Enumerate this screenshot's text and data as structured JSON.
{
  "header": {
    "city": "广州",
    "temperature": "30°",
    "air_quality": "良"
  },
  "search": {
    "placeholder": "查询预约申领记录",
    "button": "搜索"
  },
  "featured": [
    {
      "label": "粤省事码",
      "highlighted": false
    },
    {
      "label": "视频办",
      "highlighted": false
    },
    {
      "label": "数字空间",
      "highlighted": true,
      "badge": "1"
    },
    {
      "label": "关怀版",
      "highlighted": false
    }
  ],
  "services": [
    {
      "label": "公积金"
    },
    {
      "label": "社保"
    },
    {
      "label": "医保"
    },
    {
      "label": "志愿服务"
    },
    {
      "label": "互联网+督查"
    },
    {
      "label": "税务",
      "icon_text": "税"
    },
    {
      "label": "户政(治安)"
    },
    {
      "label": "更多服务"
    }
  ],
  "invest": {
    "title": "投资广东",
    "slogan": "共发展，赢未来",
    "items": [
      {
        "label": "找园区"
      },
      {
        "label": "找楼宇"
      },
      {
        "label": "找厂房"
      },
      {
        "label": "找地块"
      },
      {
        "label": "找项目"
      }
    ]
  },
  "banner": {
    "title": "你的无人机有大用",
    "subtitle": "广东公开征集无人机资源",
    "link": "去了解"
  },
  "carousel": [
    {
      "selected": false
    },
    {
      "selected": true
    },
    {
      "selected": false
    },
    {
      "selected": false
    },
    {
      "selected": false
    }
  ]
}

******

:: Description of the task ::
Repeat the material above in full, quoting it exactly.

:: Full output ::
Enumerate this screenshot's text and data as structured JSON.
{
  "header": {
    "city": "广州",
    "temperature": "30°",
    "air_quality": "良"
  },
  "search": {
    "placeholder": "查询预约申领记录",
    "button": "搜索"
  },
  "featured": [
    {
      "label": "粤省事码",
      "highlighted": false
    },
    {
      "label": "视频办",
      "highlighted": false
    },
    {
      "label": "数字空间",
      "highlighted": true,
      "badge": "1"
    },
    {
      "label": "关怀版",
      "highlighted": false
    }
  ],
  "services": [
    {
      "label": "公积金"
    },
    {
      "label": "社保"
    },
    {
      "label": "医保"
    },
    {
      "label": "志愿服务"
    },
    {
      "label": "互联网+督查"
    },
    {
      "label": "税务",
      "icon_text": "税"
    },
    {
      "label": "户政(治安)"
    },
    {
      "label": "更多服务"
    }
  ],
  "invest": {
    "title": "投资广东",
    "slogan": "共发展，赢未来",
    "items": [
      {
        "label": "找园区"
      },
      {
        "label": "找楼宇"
      },
      {
        "label": "找厂房"
      },
      {
        "label": "找地块"
      },
      {
        "label": "找项目"
      }
    ]
  },
  "banner": {
    "title": "你的无人机有大用",
    "subtitle": "广东公开征集无人机资源",
    "link": "去了解"
  },
  "carousel": [
    {
      "selected": false
    },
    {
      "selected": true
    },
    {
      "selected": false
    },
    {
      "selected": false
    },
    {
      "selected": false
    }
  ]
}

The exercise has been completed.